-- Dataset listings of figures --
- - - - - - -
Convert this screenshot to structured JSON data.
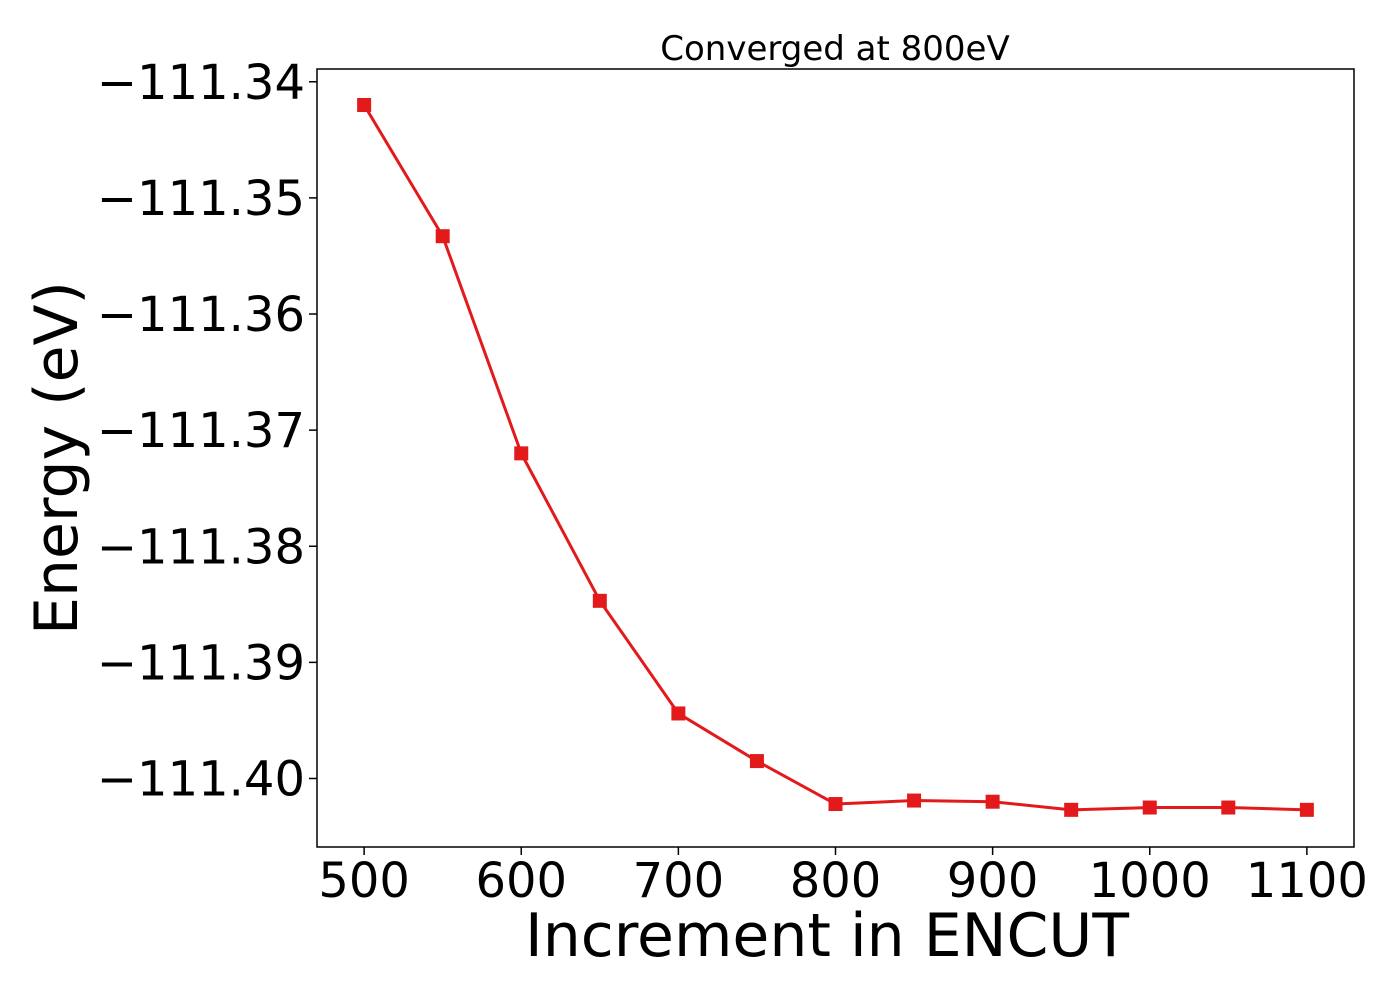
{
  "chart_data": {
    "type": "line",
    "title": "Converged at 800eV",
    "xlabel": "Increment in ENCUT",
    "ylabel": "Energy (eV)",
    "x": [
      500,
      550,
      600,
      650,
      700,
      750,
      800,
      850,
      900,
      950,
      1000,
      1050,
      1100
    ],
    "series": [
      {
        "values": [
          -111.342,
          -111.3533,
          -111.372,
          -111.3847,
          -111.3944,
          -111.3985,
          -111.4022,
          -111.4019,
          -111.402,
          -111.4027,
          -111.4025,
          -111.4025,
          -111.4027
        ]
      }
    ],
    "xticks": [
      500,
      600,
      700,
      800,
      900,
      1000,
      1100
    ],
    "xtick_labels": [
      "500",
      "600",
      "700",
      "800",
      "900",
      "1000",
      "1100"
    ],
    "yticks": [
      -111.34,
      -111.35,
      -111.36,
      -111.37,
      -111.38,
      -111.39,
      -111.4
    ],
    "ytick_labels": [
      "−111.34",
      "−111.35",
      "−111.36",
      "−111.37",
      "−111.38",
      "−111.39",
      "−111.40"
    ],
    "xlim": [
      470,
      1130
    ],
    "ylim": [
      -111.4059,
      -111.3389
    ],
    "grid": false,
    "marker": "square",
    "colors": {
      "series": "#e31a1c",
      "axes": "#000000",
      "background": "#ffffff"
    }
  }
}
- - - - - - -
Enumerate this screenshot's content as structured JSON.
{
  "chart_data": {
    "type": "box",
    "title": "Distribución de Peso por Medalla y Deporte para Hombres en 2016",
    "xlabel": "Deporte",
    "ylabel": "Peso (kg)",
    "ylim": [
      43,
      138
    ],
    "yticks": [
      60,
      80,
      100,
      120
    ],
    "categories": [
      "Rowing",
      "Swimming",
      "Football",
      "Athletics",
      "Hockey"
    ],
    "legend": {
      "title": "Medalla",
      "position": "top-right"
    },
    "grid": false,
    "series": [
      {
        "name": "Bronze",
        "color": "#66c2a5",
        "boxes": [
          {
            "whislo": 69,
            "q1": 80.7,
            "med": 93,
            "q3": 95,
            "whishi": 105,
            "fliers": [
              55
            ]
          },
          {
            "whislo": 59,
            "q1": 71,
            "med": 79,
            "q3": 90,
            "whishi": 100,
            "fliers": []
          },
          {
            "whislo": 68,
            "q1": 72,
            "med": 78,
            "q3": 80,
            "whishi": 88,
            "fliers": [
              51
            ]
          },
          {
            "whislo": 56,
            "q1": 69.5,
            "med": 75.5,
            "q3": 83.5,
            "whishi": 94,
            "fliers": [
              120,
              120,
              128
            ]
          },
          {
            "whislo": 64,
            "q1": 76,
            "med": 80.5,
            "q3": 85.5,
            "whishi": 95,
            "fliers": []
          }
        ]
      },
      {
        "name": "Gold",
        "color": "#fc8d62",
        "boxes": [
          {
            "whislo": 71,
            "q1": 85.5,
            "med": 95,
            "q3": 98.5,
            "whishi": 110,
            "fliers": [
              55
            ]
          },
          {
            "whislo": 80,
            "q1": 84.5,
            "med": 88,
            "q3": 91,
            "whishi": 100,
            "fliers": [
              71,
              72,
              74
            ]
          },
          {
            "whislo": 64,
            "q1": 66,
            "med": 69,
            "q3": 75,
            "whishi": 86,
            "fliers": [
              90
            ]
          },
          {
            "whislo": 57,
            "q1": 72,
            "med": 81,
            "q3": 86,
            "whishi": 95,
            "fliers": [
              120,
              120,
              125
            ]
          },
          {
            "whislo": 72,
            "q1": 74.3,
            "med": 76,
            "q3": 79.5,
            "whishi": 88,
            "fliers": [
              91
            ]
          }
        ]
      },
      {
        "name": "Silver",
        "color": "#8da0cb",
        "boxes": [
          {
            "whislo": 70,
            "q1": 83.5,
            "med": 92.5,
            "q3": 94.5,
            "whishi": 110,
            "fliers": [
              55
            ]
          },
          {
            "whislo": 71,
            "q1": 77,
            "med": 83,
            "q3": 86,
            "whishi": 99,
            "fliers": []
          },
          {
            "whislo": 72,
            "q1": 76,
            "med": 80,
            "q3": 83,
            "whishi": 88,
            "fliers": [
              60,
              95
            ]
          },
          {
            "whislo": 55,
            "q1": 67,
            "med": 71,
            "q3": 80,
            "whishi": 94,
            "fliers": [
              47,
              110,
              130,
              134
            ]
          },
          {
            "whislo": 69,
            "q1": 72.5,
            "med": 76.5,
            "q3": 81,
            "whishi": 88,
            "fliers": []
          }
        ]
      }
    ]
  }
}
- - - - - - -
-- Stated goal --
Go through the listing above and locate each line that holds the word "title". Copy those lines.

-- Result of the exercise --
    "title": "Converged at 800eV",
    "title": "Distribución de Peso por Medalla y Deporte para Hombres en 2016",
      "title": "Medalla",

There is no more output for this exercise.